From the entries below, gather each line containing the word "złożone".

● **Recorded information**:
-- begin --
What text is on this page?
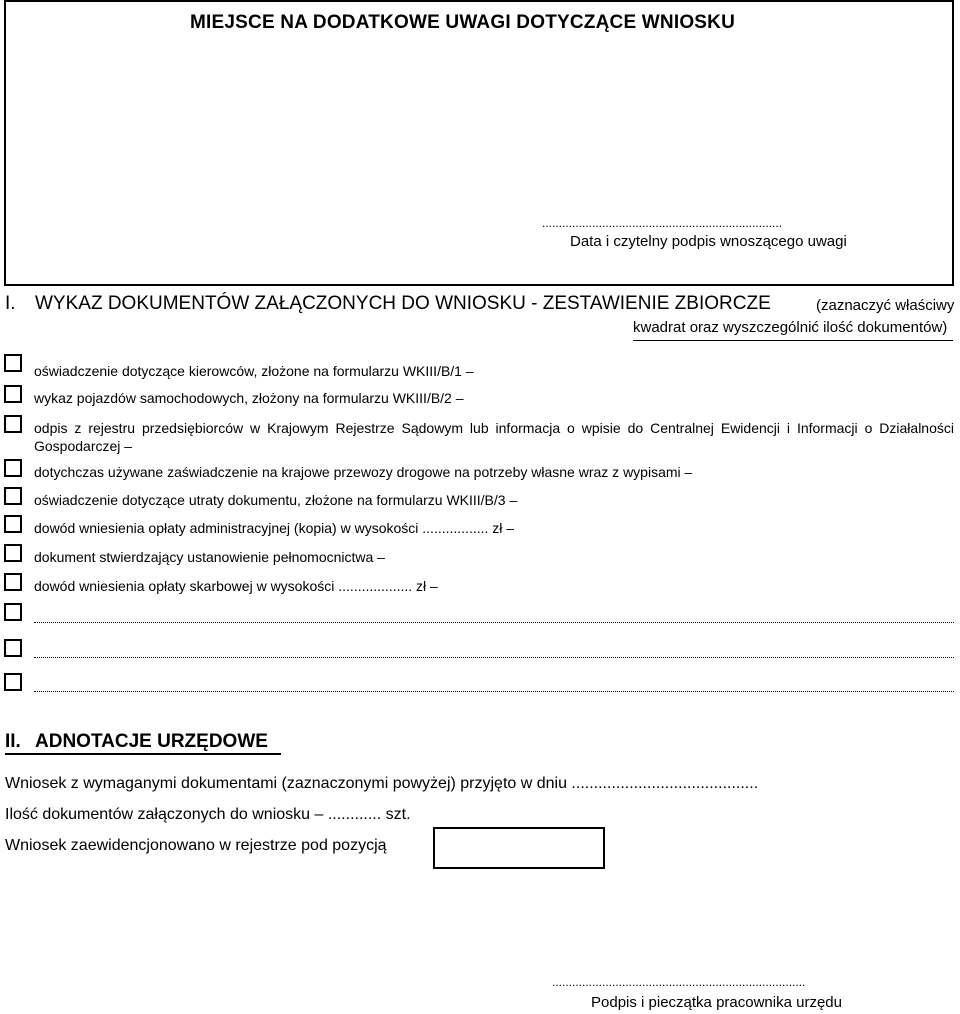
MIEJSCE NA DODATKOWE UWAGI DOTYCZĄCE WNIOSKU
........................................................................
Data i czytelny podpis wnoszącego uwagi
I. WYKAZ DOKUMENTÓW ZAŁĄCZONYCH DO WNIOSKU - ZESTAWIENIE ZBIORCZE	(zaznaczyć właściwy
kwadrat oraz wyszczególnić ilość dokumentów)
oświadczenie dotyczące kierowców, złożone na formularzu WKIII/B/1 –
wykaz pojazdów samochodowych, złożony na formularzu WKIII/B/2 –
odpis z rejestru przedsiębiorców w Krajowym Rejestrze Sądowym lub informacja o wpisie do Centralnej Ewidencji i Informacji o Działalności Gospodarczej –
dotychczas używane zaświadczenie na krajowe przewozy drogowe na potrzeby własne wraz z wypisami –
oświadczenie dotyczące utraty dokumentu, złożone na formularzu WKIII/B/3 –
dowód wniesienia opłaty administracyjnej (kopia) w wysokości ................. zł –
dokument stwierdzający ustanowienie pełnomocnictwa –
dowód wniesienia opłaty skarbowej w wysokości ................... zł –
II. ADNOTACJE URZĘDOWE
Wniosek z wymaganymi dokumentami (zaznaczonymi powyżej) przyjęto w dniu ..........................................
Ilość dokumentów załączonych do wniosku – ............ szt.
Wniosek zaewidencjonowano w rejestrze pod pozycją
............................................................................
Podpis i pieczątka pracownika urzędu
-- end --
● **Full answer**:
oświadczenie dotyczące kierowców, złożone na formularzu WKIII/B/1 –
oświadczenie dotyczące utraty dokumentu, złożone na formularzu WKIII/B/3 –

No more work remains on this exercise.